▶ _EXERCISE AIM_: Copy out all of the data below with no alterations.

-------- TASK INPUTS --------

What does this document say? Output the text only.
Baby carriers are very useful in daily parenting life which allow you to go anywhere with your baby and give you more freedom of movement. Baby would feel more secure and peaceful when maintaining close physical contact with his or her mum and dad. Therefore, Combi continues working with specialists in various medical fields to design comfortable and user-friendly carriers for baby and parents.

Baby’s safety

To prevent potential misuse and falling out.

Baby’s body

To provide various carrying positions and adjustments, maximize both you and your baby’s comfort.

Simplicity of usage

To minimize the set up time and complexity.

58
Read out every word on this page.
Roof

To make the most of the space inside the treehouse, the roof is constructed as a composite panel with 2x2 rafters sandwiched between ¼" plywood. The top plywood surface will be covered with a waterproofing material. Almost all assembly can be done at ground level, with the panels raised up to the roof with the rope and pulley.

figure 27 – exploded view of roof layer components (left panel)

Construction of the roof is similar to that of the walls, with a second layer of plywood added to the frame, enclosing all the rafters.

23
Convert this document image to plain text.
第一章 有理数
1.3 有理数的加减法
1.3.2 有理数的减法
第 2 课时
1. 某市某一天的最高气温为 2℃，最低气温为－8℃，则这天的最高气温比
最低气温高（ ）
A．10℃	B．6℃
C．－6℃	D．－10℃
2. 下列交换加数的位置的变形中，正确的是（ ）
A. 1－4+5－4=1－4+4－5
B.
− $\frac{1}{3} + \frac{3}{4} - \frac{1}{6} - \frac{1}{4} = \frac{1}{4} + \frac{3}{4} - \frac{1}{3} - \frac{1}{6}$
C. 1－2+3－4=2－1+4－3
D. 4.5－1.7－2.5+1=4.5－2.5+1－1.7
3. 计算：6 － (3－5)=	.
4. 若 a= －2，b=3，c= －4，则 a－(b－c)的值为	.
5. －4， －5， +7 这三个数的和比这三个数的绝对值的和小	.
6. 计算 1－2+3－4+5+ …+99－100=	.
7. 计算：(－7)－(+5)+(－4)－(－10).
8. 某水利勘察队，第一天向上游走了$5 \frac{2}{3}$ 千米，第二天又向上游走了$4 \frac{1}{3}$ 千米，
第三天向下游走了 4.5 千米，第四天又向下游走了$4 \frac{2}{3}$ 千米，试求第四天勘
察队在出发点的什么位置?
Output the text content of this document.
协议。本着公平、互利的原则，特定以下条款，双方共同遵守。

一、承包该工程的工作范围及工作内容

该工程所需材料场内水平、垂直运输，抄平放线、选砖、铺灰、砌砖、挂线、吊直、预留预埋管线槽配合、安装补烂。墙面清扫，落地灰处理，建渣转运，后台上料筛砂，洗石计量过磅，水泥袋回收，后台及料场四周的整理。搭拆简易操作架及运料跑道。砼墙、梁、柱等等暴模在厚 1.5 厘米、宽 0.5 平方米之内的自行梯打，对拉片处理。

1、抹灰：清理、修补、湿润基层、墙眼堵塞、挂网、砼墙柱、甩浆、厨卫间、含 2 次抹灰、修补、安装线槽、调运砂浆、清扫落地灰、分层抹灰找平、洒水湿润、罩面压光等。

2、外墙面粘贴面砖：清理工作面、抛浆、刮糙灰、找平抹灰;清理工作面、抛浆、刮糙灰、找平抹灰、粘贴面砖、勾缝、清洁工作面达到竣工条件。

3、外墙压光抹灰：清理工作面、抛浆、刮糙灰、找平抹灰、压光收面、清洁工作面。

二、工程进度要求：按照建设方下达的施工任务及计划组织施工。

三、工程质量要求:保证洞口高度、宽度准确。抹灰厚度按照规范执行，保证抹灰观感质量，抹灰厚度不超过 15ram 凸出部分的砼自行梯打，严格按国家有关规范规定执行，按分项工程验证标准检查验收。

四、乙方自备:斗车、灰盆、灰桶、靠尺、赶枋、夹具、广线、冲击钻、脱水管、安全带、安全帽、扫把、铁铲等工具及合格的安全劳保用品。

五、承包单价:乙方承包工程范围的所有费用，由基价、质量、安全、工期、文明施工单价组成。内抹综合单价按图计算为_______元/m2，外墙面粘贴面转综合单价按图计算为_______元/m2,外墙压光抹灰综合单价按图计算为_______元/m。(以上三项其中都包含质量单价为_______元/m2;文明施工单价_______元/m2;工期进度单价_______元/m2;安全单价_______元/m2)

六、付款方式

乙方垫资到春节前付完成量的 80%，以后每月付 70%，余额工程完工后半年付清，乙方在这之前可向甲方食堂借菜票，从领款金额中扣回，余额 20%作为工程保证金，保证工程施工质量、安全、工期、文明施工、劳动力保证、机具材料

--------

▶ _RESULT OF THE EXERCISE_:
What does this document say? Output the text only.
Baby carriers are very useful in daily parenting life which allow you to go anywhere with your baby and give you more freedom of movement. Baby would feel more secure and peaceful when maintaining close physical contact with his or her mum and dad. Therefore, Combi continues working with specialists in various medical fields to design comfortable and user-friendly carriers for baby and parents.

Baby’s safety

To prevent potential misuse and falling out.

Baby’s body

To provide various carrying positions and adjustments, maximize both you and your baby’s comfort.

Simplicity of usage

To minimize the set up time and complexity.

58
Read out every word on this page.
Roof

To make the most of the space inside the treehouse, the roof is constructed as a composite panel with 2x2 rafters sandwiched between ¼" plywood. The top plywood surface will be covered with a waterproofing material. Almost all assembly can be done at ground level, with the panels raised up to the roof with the rope and pulley.

figure 27 – exploded view of roof layer components (left panel)

Construction of the roof is similar to that of the walls, with a second layer of plywood added to the frame, enclosing all the rafters.

23
Convert this document image to plain text.
第一章 有理数
1.3 有理数的加减法
1.3.2 有理数的减法
第 2 课时
1. 某市某一天的最高气温为 2℃，最低气温为－8℃，则这天的最高气温比
最低气温高（ ）
A．10℃	B．6℃
C．－6℃	D．－10℃
2. 下列交换加数的位置的变形中，正确的是（ ）
A. 1－4+5－4=1－4+4－5
B.
− $\frac{1}{3} + \frac{3}{4} - \frac{1}{6} - \frac{1}{4} = \frac{1}{4} + \frac{3}{4} - \frac{1}{3} - \frac{1}{6}$
C. 1－2+3－4=2－1+4－3
D. 4.5－1.7－2.5+1=4.5－2.5+1－1.7
3. 计算：6 － (3－5)=	.
4. 若 a= －2，b=3，c= －4，则 a－(b－c)的值为	.
5. －4， －5， +7 这三个数的和比这三个数的绝对值的和小	.
6. 计算 1－2+3－4+5+ …+99－100=	.
7. 计算：(－7)－(+5)+(－4)－(－10).
8. 某水利勘察队，第一天向上游走了$5 \frac{2}{3}$ 千米，第二天又向上游走了$4 \frac{1}{3}$ 千米，
第三天向下游走了 4.5 千米，第四天又向下游走了$4 \frac{2}{3}$ 千米，试求第四天勘
察队在出发点的什么位置?
Output the text content of this document.
协议。本着公平、互利的原则，特定以下条款，双方共同遵守。

一、承包该工程的工作范围及工作内容

该工程所需材料场内水平、垂直运输，抄平放线、选砖、铺灰、砌砖、挂线、吊直、预留预埋管线槽配合、安装补烂。墙面清扫，落地灰处理，建渣转运，后台上料筛砂，洗石计量过磅，水泥袋回收，后台及料场四周的整理。搭拆简易操作架及运料跑道。砼墙、梁、柱等等暴模在厚 1.5 厘米、宽 0.5 平方米之内的自行梯打，对拉片处理。

1、抹灰：清理、修补、湿润基层、墙眼堵塞、挂网、砼墙柱、甩浆、厨卫间、含 2 次抹灰、修补、安装线槽、调运砂浆、清扫落地灰、分层抹灰找平、洒水湿润、罩面压光等。

2、外墙面粘贴面砖：清理工作面、抛浆、刮糙灰、找平抹灰;清理工作面、抛浆、刮糙灰、找平抹灰、粘贴面砖、勾缝、清洁工作面达到竣工条件。

3、外墙压光抹灰：清理工作面、抛浆、刮糙灰、找平抹灰、压光收面、清洁工作面。

二、工程进度要求：按照建设方下达的施工任务及计划组织施工。

三、工程质量要求:保证洞口高度、宽度准确。抹灰厚度按照规范执行，保证抹灰观感质量，抹灰厚度不超过 15ram 凸出部分的砼自行梯打，严格按国家有关规范规定执行，按分项工程验证标准检查验收。

四、乙方自备:斗车、灰盆、灰桶、靠尺、赶枋、夹具、广线、冲击钻、脱水管、安全带、安全帽、扫把、铁铲等工具及合格的安全劳保用品。

五、承包单价:乙方承包工程范围的所有费用，由基价、质量、安全、工期、文明施工单价组成。内抹综合单价按图计算为_______元/m2，外墙面粘贴面转综合单价按图计算为_______元/m2,外墙压光抹灰综合单价按图计算为_______元/m。(以上三项其中都包含质量单价为_______元/m2;文明施工单价_______元/m2;工期进度单价_______元/m2;安全单价_______元/m2)

六、付款方式

乙方垫资到春节前付完成量的 80%，以后每月付 70%，余额工程完工后半年付清，乙方在这之前可向甲方食堂借菜票，从领款金额中扣回，余额 20%作为工程保证金，保证工程施工质量、安全、工期、文明施工、劳动力保证、机具材料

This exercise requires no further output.